■ **WHAT YOU NEED TO DO**:
All of the records must be set down again word for word.

Items listed in a dataset
==*==

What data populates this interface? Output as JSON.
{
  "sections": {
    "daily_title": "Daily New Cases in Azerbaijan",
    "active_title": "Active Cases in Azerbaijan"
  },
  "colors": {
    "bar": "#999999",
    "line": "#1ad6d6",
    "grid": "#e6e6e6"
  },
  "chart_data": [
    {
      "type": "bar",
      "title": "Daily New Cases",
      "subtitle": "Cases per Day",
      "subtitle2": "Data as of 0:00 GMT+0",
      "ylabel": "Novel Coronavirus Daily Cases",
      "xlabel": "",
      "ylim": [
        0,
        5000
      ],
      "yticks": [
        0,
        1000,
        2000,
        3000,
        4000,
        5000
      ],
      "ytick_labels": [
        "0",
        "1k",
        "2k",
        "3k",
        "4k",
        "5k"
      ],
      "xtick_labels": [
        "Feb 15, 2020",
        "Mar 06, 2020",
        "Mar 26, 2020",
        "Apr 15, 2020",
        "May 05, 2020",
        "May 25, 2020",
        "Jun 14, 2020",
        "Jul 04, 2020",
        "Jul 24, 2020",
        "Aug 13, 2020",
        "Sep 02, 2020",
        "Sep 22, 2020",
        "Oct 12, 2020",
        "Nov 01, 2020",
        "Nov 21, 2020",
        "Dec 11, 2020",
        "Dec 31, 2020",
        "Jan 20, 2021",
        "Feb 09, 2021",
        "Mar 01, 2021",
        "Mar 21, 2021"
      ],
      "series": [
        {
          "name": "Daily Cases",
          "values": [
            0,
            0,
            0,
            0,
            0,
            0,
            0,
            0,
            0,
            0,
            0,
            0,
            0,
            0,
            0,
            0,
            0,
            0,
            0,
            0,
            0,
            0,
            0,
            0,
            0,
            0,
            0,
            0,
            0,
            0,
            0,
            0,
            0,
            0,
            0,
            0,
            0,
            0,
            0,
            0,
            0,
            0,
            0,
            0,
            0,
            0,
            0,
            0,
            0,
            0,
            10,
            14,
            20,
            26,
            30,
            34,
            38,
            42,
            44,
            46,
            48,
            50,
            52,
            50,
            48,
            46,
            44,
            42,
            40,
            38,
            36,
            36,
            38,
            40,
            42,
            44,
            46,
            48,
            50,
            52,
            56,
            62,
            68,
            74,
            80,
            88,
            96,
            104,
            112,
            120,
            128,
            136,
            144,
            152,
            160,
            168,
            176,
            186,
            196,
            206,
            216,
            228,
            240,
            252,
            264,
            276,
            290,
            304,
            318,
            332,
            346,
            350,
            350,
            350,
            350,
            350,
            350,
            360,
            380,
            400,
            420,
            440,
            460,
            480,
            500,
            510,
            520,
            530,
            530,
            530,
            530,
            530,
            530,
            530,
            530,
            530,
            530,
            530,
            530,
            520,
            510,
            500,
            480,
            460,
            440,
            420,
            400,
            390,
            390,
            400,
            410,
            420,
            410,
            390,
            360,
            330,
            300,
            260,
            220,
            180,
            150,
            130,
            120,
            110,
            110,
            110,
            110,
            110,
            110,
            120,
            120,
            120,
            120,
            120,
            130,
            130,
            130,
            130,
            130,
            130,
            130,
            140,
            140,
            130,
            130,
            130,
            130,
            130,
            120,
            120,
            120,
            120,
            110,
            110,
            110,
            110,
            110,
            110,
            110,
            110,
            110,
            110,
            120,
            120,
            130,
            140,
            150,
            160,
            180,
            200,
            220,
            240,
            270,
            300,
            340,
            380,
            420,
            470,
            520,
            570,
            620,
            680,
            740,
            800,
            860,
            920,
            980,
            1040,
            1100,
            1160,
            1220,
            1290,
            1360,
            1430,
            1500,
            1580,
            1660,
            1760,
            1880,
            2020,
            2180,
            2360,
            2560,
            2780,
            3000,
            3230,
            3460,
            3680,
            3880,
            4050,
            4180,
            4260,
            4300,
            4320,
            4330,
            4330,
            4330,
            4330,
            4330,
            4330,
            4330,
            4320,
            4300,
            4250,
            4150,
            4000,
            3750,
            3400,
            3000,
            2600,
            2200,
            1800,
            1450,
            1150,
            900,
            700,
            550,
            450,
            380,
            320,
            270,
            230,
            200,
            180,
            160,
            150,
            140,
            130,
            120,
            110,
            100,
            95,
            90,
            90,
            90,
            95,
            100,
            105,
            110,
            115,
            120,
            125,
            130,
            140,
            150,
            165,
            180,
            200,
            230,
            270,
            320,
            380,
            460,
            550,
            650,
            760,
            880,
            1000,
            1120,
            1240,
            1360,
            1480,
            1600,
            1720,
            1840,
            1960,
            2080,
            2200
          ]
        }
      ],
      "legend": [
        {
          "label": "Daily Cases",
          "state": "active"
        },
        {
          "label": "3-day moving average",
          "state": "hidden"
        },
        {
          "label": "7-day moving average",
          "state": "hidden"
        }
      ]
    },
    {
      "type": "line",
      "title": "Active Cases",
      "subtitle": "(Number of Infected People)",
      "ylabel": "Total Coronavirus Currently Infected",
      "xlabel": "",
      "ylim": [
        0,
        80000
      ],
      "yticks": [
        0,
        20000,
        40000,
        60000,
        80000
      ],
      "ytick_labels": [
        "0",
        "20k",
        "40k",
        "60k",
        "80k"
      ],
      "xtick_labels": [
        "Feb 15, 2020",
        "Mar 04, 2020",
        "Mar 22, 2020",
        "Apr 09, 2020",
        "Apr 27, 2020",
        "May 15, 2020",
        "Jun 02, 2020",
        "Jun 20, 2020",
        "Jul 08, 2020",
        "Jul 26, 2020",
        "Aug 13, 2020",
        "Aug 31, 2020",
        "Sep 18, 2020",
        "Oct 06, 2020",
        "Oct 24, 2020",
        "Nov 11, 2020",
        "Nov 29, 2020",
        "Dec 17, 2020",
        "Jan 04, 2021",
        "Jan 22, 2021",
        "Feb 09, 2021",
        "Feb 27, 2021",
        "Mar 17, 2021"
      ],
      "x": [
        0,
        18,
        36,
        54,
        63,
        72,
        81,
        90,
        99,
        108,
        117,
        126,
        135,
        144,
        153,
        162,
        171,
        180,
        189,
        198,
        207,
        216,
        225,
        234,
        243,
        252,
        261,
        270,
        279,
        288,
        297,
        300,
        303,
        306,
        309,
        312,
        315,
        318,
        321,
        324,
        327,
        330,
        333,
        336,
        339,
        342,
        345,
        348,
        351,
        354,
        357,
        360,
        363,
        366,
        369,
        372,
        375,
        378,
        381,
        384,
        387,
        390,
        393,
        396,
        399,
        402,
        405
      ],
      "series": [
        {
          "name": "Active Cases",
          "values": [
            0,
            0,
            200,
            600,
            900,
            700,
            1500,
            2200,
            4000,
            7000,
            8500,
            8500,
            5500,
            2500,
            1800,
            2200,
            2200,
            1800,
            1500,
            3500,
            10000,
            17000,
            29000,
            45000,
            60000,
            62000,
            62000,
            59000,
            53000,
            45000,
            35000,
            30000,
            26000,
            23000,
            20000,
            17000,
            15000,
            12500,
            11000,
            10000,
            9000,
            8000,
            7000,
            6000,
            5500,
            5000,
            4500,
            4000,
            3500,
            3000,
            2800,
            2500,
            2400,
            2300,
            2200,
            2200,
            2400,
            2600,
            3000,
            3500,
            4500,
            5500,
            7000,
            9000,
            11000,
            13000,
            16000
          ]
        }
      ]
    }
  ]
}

==*==

■ **ANSWER SPACE**:
What data populates this interface? Output as JSON.
{
  "sections": {
    "daily_title": "Daily New Cases in Azerbaijan",
    "active_title": "Active Cases in Azerbaijan"
  },
  "colors": {
    "bar": "#999999",
    "line": "#1ad6d6",
    "grid": "#e6e6e6"
  },
  "chart_data": [
    {
      "type": "bar",
      "title": "Daily New Cases",
      "subtitle": "Cases per Day",
      "subtitle2": "Data as of 0:00 GMT+0",
      "ylabel": "Novel Coronavirus Daily Cases",
      "xlabel": "",
      "ylim": [
        0,
        5000
      ],
      "yticks": [
        0,
        1000,
        2000,
        3000,
        4000,
        5000
      ],
      "ytick_labels": [
        "0",
        "1k",
        "2k",
        "3k",
        "4k",
        "5k"
      ],
      "xtick_labels": [
        "Feb 15, 2020",
        "Mar 06, 2020",
        "Mar 26, 2020",
        "Apr 15, 2020",
        "May 05, 2020",
        "May 25, 2020",
        "Jun 14, 2020",
        "Jul 04, 2020",
        "Jul 24, 2020",
        "Aug 13, 2020",
        "Sep 02, 2020",
        "Sep 22, 2020",
        "Oct 12, 2020",
        "Nov 01, 2020",
        "Nov 21, 2020",
        "Dec 11, 2020",
        "Dec 31, 2020",
        "Jan 20, 2021",
        "Feb 09, 2021",
        "Mar 01, 2021",
        "Mar 21, 2021"
      ],
      "series": [
        {
          "name": "Daily Cases",
          "values": [
            0,
            0,
            0,
            0,
            0,
            0,
            0,
            0,
            0,
            0,
            0,
            0,
            0,
            0,
            0,
            0,
            0,
            0,
            0,
            0,
            0,
            0,
            0,
            0,
            0,
            0,
            0,
            0,
            0,
            0,
            0,
            0,
            0,
            0,
            0,
            0,
            0,
            0,
            0,
            0,
            0,
            0,
            0,
            0,
            0,
            0,
            0,
            0,
            0,
            0,
            10,
            14,
            20,
            26,
            30,
            34,
            38,
            42,
            44,
            46,
            48,
            50,
            52,
            50,
            48,
            46,
            44,
            42,
            40,
            38,
            36,
            36,
            38,
            40,
            42,
            44,
            46,
            48,
            50,
            52,
            56,
            62,
            68,
            74,
            80,
            88,
            96,
            104,
            112,
            120,
            128,
            136,
            144,
            152,
            160,
            168,
            176,
            186,
            196,
            206,
            216,
            228,
            240,
            252,
            264,
            276,
            290,
            304,
            318,
            332,
            346,
            350,
            350,
            350,
            350,
            350,
            350,
            360,
            380,
            400,
            420,
            440,
            460,
            480,
            500,
            510,
            520,
            530,
            530,
            530,
            530,
            530,
            530,
            530,
            530,
            530,
            530,
            530,
            530,
            520,
            510,
            500,
            480,
            460,
            440,
            420,
            400,
            390,
            390,
            400,
            410,
            420,
            410,
            390,
            360,
            330,
            300,
            260,
            220,
            180,
            150,
            130,
            120,
            110,
            110,
            110,
            110,
            110,
            110,
            120,
            120,
            120,
            120,
            120,
            130,
            130,
            130,
            130,
            130,
            130,
            130,
            140,
            140,
            130,
            130,
            130,
            130,
            130,
            120,
            120,
            120,
            120,
            110,
            110,
            110,
            110,
            110,
            110,
            110,
            110,
            110,
            110,
            120,
            120,
            130,
            140,
            150,
            160,
            180,
            200,
            220,
            240,
            270,
            300,
            340,
            380,
            420,
            470,
            520,
            570,
            620,
            680,
            740,
            800,
            860,
            920,
            980,
            1040,
            1100,
            1160,
            1220,
            1290,
            1360,
            1430,
            1500,
            1580,
            1660,
            1760,
            1880,
            2020,
            2180,
            2360,
            2560,
            2780,
            3000,
            3230,
            3460,
            3680,
            3880,
            4050,
            4180,
            4260,
            4300,
            4320,
            4330,
            4330,
            4330,
            4330,
            4330,
            4330,
            4330,
            4320,
            4300,
            4250,
            4150,
            4000,
            3750,
            3400,
            3000,
            2600,
            2200,
            1800,
            1450,
            1150,
            900,
            700,
            550,
            450,
            380,
            320,
            270,
            230,
            200,
            180,
            160,
            150,
            140,
            130,
            120,
            110,
            100,
            95,
            90,
            90,
            90,
            95,
            100,
            105,
            110,
            115,
            120,
            125,
            130,
            140,
            150,
            165,
            180,
            200,
            230,
            270,
            320,
            380,
            460,
            550,
            650,
            760,
            880,
            1000,
            1120,
            1240,
            1360,
            1480,
            1600,
            1720,
            1840,
            1960,
            2080,
            2200
          ]
        }
      ],
      "legend": [
        {
          "label": "Daily Cases",
          "state": "active"
        },
        {
          "label": "3-day moving average",
          "state": "hidden"
        },
        {
          "label": "7-day moving average",
          "state": "hidden"
        }
      ]
    },
    {
      "type": "line",
      "title": "Active Cases",
      "subtitle": "(Number of Infected People)",
      "ylabel": "Total Coronavirus Currently Infected",
      "xlabel": "",
      "ylim": [
        0,
        80000
      ],
      "yticks": [
        0,
        20000,
        40000,
        60000,
        80000
      ],
      "ytick_labels": [
        "0",
        "20k",
        "40k",
        "60k",
        "80k"
      ],
      "xtick_labels": [
        "Feb 15, 2020",
        "Mar 04, 2020",
        "Mar 22, 2020",
        "Apr 09, 2020",
        "Apr 27, 2020",
        "May 15, 2020",
        "Jun 02, 2020",
        "Jun 20, 2020",
        "Jul 08, 2020",
        "Jul 26, 2020",
        "Aug 13, 2020",
        "Aug 31, 2020",
        "Sep 18, 2020",
        "Oct 06, 2020",
        "Oct 24, 2020",
        "Nov 11, 2020",
        "Nov 29, 2020",
        "Dec 17, 2020",
        "Jan 04, 2021",
        "Jan 22, 2021",
        "Feb 09, 2021",
        "Feb 27, 2021",
        "Mar 17, 2021"
      ],
      "x": [
        0,
        18,
        36,
        54,
        63,
        72,
        81,
        90,
        99,
        108,
        117,
        126,
        135,
        144,
        153,
        162,
        171,
        180,
        189,
        198,
        207,
        216,
        225,
        234,
        243,
        252,
        261,
        270,
        279,
        288,
        297,
        300,
        303,
        306,
        309,
        312,
        315,
        318,
        321,
        324,
        327,
        330,
        333,
        336,
        339,
        342,
        345,
        348,
        351,
        354,
        357,
        360,
        363,
        366,
        369,
        372,
        375,
        378,
        381,
        384,
        387,
        390,
        393,
        396,
        399,
        402,
        405
      ],
      "series": [
        {
          "name": "Active Cases",
          "values": [
            0,
            0,
            200,
            600,
            900,
            700,
            1500,
            2200,
            4000,
            7000,
            8500,
            8500,
            5500,
            2500,
            1800,
            2200,
            2200,
            1800,
            1500,
            3500,
            10000,
            17000,
            29000,
            45000,
            60000,
            62000,
            62000,
            59000,
            53000,
            45000,
            35000,
            30000,
            26000,
            23000,
            20000,
            17000,
            15000,
            12500,
            11000,
            10000,
            9000,
            8000,
            7000,
            6000,
            5500,
            5000,
            4500,
            4000,
            3500,
            3000,
            2800,
            2500,
            2400,
            2300,
            2200,
            2200,
            2400,
            2600,
            3000,
            3500,
            4500,
            5500,
            7000,
            9000,
            11000,
            13000,
            16000
          ]
        }
      ]
    }
  ]
}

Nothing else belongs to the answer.